[Records contained in a dataset]
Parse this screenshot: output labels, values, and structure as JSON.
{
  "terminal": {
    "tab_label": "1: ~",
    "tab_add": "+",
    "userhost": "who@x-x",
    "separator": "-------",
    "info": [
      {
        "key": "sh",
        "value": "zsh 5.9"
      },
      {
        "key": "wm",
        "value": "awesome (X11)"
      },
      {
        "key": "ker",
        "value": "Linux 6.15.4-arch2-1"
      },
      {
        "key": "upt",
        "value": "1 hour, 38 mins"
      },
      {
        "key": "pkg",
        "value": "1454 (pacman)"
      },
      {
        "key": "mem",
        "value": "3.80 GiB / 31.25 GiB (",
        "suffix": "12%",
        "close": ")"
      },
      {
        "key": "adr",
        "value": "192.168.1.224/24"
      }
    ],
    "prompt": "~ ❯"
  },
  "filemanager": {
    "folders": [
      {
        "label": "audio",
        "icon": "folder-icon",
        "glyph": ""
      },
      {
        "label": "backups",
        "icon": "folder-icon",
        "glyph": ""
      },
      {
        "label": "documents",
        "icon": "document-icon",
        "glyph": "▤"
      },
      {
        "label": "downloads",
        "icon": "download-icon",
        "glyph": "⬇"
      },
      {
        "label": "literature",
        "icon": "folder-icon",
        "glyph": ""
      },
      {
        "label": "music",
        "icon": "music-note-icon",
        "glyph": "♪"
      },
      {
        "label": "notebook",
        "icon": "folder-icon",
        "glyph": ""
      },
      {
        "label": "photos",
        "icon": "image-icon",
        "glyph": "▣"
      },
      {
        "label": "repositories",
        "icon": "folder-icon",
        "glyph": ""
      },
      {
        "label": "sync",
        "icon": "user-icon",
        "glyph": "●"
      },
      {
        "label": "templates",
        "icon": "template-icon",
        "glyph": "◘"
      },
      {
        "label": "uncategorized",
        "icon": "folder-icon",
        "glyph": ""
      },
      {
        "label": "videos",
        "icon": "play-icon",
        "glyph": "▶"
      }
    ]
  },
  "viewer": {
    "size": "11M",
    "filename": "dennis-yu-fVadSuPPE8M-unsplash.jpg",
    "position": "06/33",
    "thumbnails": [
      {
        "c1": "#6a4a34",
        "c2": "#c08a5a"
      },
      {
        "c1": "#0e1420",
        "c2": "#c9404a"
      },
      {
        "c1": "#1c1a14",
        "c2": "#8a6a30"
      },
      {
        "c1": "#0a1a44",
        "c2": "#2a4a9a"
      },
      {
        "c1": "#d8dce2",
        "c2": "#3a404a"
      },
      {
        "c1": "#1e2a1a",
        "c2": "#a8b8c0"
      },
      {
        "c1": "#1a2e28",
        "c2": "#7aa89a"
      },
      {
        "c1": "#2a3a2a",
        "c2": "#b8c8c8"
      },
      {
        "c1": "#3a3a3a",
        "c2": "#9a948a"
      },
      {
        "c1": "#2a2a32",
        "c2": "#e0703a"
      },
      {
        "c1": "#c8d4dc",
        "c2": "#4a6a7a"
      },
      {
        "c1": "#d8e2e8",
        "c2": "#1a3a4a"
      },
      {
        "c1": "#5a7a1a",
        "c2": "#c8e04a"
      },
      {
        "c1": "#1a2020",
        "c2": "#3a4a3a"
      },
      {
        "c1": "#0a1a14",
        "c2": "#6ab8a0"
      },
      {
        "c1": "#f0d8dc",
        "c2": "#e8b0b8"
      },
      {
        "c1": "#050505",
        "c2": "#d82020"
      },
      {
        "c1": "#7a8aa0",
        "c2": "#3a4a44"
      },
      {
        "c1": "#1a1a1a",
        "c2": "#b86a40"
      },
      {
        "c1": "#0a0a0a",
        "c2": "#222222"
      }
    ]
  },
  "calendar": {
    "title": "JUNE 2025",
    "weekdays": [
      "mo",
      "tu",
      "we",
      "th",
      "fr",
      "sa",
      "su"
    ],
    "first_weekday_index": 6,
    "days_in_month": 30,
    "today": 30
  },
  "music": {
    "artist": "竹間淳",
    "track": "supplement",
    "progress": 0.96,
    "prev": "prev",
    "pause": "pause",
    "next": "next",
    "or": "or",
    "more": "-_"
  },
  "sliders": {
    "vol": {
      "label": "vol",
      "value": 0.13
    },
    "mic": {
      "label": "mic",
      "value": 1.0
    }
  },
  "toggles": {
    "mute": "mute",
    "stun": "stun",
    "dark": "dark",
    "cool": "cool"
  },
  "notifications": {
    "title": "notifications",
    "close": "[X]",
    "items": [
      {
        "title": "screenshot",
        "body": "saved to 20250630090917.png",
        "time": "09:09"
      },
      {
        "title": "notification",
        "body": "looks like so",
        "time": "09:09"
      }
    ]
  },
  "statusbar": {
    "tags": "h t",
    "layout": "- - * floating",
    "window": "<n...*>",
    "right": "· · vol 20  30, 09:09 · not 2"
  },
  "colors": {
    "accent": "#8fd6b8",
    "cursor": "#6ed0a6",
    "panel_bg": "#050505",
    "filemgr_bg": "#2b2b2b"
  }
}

Exercise instructions: Look through the entries above and list every line containing "title".

Expected output:
    "title": "JUNE 2025",
    "title": "notifications",
        "title": "screenshot",
        "title": "notification",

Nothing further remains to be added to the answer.